## What is required
Only the number is wanted: how many lines of the data contain "arts"?

━━ Provided records ━━

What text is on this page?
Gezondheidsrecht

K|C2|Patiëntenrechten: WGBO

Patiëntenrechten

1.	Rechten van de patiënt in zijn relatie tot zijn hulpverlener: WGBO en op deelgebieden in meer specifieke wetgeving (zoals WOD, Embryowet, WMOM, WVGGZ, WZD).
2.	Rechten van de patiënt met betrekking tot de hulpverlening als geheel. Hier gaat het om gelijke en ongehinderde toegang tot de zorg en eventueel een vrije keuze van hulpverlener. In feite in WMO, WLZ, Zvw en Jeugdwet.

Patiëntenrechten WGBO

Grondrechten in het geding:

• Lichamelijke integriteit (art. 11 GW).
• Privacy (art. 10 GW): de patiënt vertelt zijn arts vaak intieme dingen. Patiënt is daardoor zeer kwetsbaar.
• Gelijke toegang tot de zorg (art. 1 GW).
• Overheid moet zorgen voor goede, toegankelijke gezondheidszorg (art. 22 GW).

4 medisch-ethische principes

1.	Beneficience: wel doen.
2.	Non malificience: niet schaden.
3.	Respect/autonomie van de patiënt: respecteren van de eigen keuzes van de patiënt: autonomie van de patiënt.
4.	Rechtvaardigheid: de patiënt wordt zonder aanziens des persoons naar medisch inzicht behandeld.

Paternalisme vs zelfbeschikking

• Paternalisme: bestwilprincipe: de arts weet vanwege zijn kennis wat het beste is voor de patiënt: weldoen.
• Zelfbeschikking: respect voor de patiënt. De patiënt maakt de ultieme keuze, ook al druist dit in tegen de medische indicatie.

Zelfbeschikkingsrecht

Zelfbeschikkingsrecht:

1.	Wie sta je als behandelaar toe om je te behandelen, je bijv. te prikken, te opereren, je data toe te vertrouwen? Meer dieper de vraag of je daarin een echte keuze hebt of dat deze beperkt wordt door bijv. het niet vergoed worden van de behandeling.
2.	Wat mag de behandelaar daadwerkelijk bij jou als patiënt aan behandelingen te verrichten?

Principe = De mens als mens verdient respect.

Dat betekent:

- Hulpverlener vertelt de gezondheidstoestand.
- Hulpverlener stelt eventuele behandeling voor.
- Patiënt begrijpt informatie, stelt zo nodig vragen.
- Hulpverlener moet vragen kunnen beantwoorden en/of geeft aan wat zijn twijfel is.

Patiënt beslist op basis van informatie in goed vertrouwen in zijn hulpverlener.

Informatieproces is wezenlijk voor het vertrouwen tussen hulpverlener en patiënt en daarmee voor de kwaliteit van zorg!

━━━

## Solution to the exercise
2